This HN hivemind if believing there is one type of person and one type of lifestyle is absolute lazy nonsense. I’m guessing you already know why I don’t need to drive a large pickup truck too?
I was talking about city centers. Good luck finding a house with a yard from city center of a major European city, for a price that you can afford without being a millionaire.
Just like in America, living in a proper house in Europe does usually mean moving further away from city center into suburbs. The main difference is that those suburbs do have better public transportation.
European cities have suburbs as well. In fact most people live in them, not in the city center. They are just VERY different from US ones.
Mostly 4-6 story tall buildings clustered around a major transportation hub like a metro or train station (which also hosts shops, restaurants and groceries), with row-homes or single-home detached houses farther away.
I live at the heart of Brussels, 2BR, 1250 eur a month. It’s not the cheapest of the city but it’s also not the most expensive; in fact the most expensive side of the city is one of its suburbs.
And living in the suburbs here doesn’t mean you have to use your car to buy milk, unlike the US. Stuff is still walking distance there.
Cost of life is average. Belgium is actually pretty great for that. It’s just the weather that’s shit.
Indeed. Look at the most expensive places to live in the Bay Area - it’s not the urban centers, it’s the suburbs.
Americans like space. They like big houses. They like not hearing their neighbors. They like to live on a street that is quiet.
Even the ones that don’t like driving are willing to do it as a trade off for all those things.

Region and label listings
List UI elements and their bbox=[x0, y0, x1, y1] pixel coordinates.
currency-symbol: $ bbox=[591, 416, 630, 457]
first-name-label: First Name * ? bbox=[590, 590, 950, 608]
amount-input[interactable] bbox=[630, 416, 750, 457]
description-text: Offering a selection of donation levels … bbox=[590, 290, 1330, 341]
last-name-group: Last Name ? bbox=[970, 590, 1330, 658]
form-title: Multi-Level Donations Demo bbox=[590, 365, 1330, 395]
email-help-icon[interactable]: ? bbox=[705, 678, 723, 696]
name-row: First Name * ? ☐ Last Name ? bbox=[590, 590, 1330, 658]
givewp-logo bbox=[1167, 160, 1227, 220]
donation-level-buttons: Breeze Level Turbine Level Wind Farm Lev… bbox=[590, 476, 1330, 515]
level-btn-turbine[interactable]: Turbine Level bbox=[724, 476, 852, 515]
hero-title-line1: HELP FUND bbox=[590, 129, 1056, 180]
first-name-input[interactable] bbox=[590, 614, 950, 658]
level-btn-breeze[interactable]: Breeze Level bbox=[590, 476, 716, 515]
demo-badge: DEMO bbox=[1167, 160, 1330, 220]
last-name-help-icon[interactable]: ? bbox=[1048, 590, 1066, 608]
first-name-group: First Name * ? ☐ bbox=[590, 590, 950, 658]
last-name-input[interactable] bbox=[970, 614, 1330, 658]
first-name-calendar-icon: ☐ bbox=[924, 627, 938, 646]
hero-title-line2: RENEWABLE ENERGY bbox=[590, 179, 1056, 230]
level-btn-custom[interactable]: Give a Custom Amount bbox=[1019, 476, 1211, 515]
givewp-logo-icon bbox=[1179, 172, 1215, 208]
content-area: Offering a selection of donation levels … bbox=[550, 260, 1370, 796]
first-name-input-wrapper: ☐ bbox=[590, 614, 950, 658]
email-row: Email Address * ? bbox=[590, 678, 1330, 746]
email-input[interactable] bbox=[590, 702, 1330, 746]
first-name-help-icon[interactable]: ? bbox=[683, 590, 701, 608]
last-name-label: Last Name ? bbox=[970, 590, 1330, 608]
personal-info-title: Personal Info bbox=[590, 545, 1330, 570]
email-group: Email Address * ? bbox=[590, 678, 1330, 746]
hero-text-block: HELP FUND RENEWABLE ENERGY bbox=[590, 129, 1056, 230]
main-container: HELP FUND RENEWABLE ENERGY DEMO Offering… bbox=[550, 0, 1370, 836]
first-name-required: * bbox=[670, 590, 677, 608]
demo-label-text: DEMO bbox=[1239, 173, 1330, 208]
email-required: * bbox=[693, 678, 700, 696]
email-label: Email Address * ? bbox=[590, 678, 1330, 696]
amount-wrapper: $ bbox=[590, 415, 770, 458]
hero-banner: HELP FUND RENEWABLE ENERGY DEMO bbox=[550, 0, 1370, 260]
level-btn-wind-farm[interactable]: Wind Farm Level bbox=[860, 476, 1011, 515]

__Your instructions__. Repeat the discussion of European and American suburbs above in full, word for word.

__Solution__.
This HN hivemind if believing there is one type of person and one type of lifestyle is absolute lazy nonsense. I’m guessing you already know why I don’t need to drive a large pickup truck too?
I was talking about city centers. Good luck finding a house with a yard from city center of a major European city, for a price that you can afford without being a millionaire.
Just like in America, living in a proper house in Europe does usually mean moving further away from city center into suburbs. The main difference is that those suburbs do have better public transportation.
European cities have suburbs as well. In fact most people live in them, not in the city center. They are just VERY different from US ones.
Mostly 4-6 story tall buildings clustered around a major transportation hub like a metro or train station (which also hosts shops, restaurants and groceries), with row-homes or single-home detached houses farther away.
I live at the heart of Brussels, 2BR, 1250 eur a month. It’s not the cheapest of the city but it’s also not the most expensive; in fact the most expensive side of the city is one of its suburbs.
And living in the suburbs here doesn’t mean you have to use your car to buy milk, unlike the US. Stuff is still walking distance there.
Cost of life is average. Belgium is actually pretty great for that. It’s just the weather that’s shit.
Indeed. Look at the most expensive places to live in the Bay Area - it’s not the urban centers, it’s the suburbs.
Americans like space. They like big houses. They like not hearing their neighbors. They like to live on a street that is quiet.
Even the ones that don’t like driving are willing to do it as a trade off for all those things.